▸ Task requirements
Find and copy lines holding "Format".
════════════════
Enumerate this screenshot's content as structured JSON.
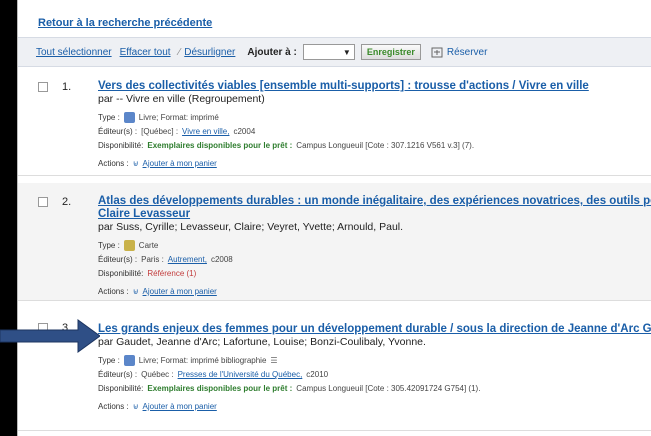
{
  "back_link": "Retour à la recherche précédente",
  "toolbar": {
    "select_all": "Tout sélectionner",
    "clear_all": "Effacer tout",
    "unhighlight": "Désurligner",
    "add_to": "Ajouter à :",
    "save": "Enregistrer",
    "reserve": "Réserver"
  },
  "results": [
    {
      "num": "1.",
      "title": "Vers des collectivités viables [ensemble multi-supports] : trousse d'actions / Vivre en ville",
      "title2": "",
      "author": "par -- Vivre en ville (Regroupement)",
      "type_label": "Type :",
      "type": "Livre; Format: imprimé",
      "publisher_label": "Éditeur(s) :",
      "publisher_pre": "[Québec] :",
      "publisher_link": "Vivre en ville,",
      "publisher_post": "c2004",
      "avail_label": "Disponibilité:",
      "avail_status": "Exemplaires disponibles pour le prêt :",
      "avail_detail": "Campus Longueuil [Cote : 307.1216 V561 v.3] (7).",
      "actions_label": "Actions :",
      "action": "Ajouter à mon panier"
    },
    {
      "num": "2.",
      "title": "Atlas des développements durables : un monde inégalitaire, des expériences novatrices, des outils pour l'ave",
      "title2": "Claire Levasseur",
      "author": "par Suss, Cyrille; Levasseur, Claire; Veyret, Yvette; Arnould, Paul.",
      "type_label": "Type :",
      "type": "Carte",
      "publisher_label": "Éditeur(s) :",
      "publisher_pre": "Paris :",
      "publisher_link": "Autrement,",
      "publisher_post": "c2008",
      "avail_label": "Disponibilité:",
      "avail_status": "Référence (1)",
      "avail_detail": "",
      "actions_label": "Actions :",
      "action": "Ajouter à mon panier"
    },
    {
      "num": "3.",
      "title": "Les grands enjeux des femmes pour un développement durable / sous la direction de Jeanne d'Arc Gaudet e",
      "title2": "",
      "author": "par Gaudet, Jeanne d'Arc; Lafortune, Louise; Bonzi-Coulibaly, Yvonne.",
      "type_label": "Type :",
      "type": "Livre; Format: imprimé bibliographie",
      "publisher_label": "Éditeur(s) :",
      "publisher_pre": "Québec :",
      "publisher_link": "Presses de l'Université du Québec,",
      "publisher_post": "c2010",
      "avail_label": "Disponibilité:",
      "avail_status": "Exemplaires disponibles pour le prêt :",
      "avail_detail": "Campus Longueuil [Cote : 305.42091724 G754] (1).",
      "actions_label": "Actions :",
      "action": "Ajouter à mon panier"
    }
  ],
  "colors": {
    "link": "#1a5ea8",
    "available": "#2e7d2e",
    "reference": "#c23b3b",
    "arrow": "#2f4f86"
  }
}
════════════════
▸ Result of the exercise
      "type": "Livre; Format: imprimé",
      "type": "Livre; Format: imprimé bibliographie",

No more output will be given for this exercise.